• _SET EXERCISE_: Print the entire listing. Each line must match the original exactly.

===

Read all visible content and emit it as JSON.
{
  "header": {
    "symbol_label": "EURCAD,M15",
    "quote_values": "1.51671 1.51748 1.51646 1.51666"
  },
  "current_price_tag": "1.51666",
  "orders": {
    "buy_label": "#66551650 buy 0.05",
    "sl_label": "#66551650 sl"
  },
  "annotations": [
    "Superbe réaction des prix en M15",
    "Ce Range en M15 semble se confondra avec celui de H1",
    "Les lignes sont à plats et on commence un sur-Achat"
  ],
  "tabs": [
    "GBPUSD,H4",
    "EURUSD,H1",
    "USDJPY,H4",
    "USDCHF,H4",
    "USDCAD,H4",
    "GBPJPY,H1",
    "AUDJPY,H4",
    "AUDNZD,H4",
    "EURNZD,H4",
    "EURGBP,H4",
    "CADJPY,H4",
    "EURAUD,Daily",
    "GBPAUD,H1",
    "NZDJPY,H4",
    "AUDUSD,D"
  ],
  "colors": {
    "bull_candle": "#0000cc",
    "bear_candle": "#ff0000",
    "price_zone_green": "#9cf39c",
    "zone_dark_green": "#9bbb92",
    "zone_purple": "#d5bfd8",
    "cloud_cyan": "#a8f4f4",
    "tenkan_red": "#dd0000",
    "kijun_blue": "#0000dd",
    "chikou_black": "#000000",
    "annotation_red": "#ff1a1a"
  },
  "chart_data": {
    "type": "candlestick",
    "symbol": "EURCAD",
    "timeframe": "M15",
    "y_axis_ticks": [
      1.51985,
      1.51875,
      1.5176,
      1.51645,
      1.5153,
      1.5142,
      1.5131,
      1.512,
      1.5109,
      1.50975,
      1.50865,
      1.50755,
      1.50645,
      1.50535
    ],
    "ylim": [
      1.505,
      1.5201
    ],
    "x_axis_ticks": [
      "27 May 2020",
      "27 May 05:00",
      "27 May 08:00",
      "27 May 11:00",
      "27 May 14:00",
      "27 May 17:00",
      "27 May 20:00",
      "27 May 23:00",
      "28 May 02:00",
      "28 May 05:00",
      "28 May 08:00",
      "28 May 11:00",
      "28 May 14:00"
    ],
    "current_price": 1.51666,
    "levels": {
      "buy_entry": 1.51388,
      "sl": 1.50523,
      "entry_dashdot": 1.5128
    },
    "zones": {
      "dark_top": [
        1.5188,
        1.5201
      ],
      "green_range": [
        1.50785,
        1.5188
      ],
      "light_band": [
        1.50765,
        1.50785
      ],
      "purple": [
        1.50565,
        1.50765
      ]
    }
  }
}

===

• _WORKED SOLUTION_:
Read all visible content and emit it as JSON.
{
  "header": {
    "symbol_label": "EURCAD,M15",
    "quote_values": "1.51671 1.51748 1.51646 1.51666"
  },
  "current_price_tag": "1.51666",
  "orders": {
    "buy_label": "#66551650 buy 0.05",
    "sl_label": "#66551650 sl"
  },
  "annotations": [
    "Superbe réaction des prix en M15",
    "Ce Range en M15 semble se confondra avec celui de H1",
    "Les lignes sont à plats et on commence un sur-Achat"
  ],
  "tabs": [
    "GBPUSD,H4",
    "EURUSD,H1",
    "USDJPY,H4",
    "USDCHF,H4",
    "USDCAD,H4",
    "GBPJPY,H1",
    "AUDJPY,H4",
    "AUDNZD,H4",
    "EURNZD,H4",
    "EURGBP,H4",
    "CADJPY,H4",
    "EURAUD,Daily",
    "GBPAUD,H1",
    "NZDJPY,H4",
    "AUDUSD,D"
  ],
  "colors": {
    "bull_candle": "#0000cc",
    "bear_candle": "#ff0000",
    "price_zone_green": "#9cf39c",
    "zone_dark_green": "#9bbb92",
    "zone_purple": "#d5bfd8",
    "cloud_cyan": "#a8f4f4",
    "tenkan_red": "#dd0000",
    "kijun_blue": "#0000dd",
    "chikou_black": "#000000",
    "annotation_red": "#ff1a1a"
  },
  "chart_data": {
    "type": "candlestick",
    "symbol": "EURCAD",
    "timeframe": "M15",
    "y_axis_ticks": [
      1.51985,
      1.51875,
      1.5176,
      1.51645,
      1.5153,
      1.5142,
      1.5131,
      1.512,
      1.5109,
      1.50975,
      1.50865,
      1.50755,
      1.50645,
      1.50535
    ],
    "ylim": [
      1.505,
      1.5201
    ],
    "x_axis_ticks": [
      "27 May 2020",
      "27 May 05:00",
      "27 May 08:00",
      "27 May 11:00",
      "27 May 14:00",
      "27 May 17:00",
      "27 May 20:00",
      "27 May 23:00",
      "28 May 02:00",
      "28 May 05:00",
      "28 May 08:00",
      "28 May 11:00",
      "28 May 14:00"
    ],
    "current_price": 1.51666,
    "levels": {
      "buy_entry": 1.51388,
      "sl": 1.50523,
      "entry_dashdot": 1.5128
    },
    "zones": {
      "dark_top": [
        1.5188,
        1.5201
      ],
      "green_range": [
        1.50785,
        1.5188
      ],
      "light_band": [
        1.50765,
        1.50785
      ],
      "purple": [
        1.50565,
        1.50765
      ]
    }
  }
}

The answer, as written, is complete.